==== Trecho do documento

Israel determina expansão de operações militares no Líbano após ataques do Hezbollah
As Forças Armadas de Israel receberam instruções para ampliar significativamente as operações militares no território libanês, conforme anunciou nesta quinta-feira (12) o ministro da Defesa israelense, Israel Katz. A decisão ocorre em resposta a uma nova onda de ataques com foguetes lançados pelo grupo extremista Hezbollah contra Israel na noite de quarta-feira (11).
Advertência ao governo libanês e preparação militar
Katz afirmou ter alertado formalmente o governo do Líbano sobre a necessidade de controlar seu território e impedir as ações do Hezbollah. "Alertei o presidente do Líbano que, se o governo não souber controlar o território e impedir o Hezbollah de ameaçar as comunidades do norte e disparar contra Israel, tomaremos o território e faremos isso nós mesmos", declarou o ministro israelense.

========
==== Dados

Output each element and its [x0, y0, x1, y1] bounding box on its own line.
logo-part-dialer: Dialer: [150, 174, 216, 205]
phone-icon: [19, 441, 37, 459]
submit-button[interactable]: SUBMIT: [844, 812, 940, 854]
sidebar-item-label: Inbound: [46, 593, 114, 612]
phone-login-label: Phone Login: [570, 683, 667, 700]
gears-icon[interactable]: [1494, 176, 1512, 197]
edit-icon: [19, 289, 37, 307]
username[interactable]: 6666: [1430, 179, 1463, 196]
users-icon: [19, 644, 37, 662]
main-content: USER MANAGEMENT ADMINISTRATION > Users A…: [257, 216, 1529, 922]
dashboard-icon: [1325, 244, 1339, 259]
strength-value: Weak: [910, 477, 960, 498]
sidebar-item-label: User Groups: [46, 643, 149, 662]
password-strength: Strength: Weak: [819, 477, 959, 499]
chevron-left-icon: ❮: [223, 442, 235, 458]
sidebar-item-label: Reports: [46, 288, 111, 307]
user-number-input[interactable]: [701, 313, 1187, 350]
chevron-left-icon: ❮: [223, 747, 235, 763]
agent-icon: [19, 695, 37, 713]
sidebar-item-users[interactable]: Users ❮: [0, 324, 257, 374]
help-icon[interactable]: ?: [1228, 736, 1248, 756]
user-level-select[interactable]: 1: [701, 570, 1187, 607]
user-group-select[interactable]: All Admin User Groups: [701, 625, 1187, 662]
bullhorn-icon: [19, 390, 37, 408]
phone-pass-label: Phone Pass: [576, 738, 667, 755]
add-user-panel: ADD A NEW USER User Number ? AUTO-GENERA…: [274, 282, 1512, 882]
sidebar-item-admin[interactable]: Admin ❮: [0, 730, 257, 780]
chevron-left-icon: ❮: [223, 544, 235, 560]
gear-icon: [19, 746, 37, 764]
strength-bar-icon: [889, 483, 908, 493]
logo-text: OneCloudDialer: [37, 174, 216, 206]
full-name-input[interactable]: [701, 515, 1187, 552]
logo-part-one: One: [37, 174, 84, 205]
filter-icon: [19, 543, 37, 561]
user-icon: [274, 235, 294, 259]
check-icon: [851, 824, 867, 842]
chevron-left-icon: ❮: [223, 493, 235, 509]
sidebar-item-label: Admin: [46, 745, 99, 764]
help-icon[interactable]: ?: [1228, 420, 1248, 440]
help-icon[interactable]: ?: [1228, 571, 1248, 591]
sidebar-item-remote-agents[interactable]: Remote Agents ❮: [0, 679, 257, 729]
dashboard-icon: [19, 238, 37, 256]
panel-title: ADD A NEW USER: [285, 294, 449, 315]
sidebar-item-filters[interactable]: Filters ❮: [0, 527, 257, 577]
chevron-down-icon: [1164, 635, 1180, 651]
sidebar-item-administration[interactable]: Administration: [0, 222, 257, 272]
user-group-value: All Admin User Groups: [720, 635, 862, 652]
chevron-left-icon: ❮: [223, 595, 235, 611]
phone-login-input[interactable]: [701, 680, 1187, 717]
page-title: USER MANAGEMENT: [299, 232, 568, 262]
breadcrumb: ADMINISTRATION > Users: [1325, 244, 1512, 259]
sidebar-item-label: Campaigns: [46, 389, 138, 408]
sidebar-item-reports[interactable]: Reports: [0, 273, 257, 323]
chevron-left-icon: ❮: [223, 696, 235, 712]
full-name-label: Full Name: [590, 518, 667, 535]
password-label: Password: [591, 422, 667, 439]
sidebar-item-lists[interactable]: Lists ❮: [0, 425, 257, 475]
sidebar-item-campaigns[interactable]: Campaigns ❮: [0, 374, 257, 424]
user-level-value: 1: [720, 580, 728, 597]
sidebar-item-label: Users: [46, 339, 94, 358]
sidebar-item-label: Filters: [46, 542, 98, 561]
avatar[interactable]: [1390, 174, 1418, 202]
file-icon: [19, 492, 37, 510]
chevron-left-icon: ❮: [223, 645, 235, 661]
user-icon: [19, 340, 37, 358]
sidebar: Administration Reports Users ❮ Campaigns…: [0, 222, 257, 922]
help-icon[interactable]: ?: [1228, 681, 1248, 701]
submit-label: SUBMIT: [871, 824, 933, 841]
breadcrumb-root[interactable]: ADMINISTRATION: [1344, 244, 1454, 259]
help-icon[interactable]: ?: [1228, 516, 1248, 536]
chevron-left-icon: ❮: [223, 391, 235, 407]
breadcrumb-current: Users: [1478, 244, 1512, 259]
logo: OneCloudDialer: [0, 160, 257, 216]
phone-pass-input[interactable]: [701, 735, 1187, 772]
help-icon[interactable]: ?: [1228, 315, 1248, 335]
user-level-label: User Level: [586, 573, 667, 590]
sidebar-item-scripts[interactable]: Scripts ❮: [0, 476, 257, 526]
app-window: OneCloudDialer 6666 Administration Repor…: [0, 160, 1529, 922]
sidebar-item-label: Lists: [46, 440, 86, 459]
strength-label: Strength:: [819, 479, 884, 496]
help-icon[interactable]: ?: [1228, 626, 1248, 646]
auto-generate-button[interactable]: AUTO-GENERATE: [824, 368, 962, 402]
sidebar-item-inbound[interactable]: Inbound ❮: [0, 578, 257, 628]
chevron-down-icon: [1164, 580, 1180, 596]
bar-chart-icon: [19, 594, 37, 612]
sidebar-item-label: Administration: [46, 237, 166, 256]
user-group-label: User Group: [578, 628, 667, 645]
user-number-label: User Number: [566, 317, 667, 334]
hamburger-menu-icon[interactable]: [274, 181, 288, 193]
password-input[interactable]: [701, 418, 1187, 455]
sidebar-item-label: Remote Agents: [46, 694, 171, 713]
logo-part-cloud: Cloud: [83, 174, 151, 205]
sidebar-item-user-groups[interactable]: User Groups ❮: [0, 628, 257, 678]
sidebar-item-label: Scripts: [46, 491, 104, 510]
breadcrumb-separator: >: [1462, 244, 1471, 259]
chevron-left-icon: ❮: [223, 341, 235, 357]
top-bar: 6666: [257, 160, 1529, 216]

========

▶ [Tarefas]:
[1] Na notícia sobre as operações militares de Israel no Líbano, quem anunciou a ampliação dessas operações?
[2] Transcreva o trecho da notícia de "Advertência ao governo" a "o ministro israelense.".

▶ [Respostas]:
[1] O ministro da Defesa israelense, Israel Katz.

[2]
Advertência ao governo libanês e preparação militar
Katz afirmou ter alertado formalmente o governo do Líbano sobre a necessidade de controlar seu território e impedir as ações do Hezbollah. "Alertei o presidente do Líbano que, se o governo não souber controlar o território e impedir o Hezbollah de ameaçar as comunidades do norte e disparar contra Israel, tomaremos o território e faremos isso nós mesmos", declarou o ministro israelense.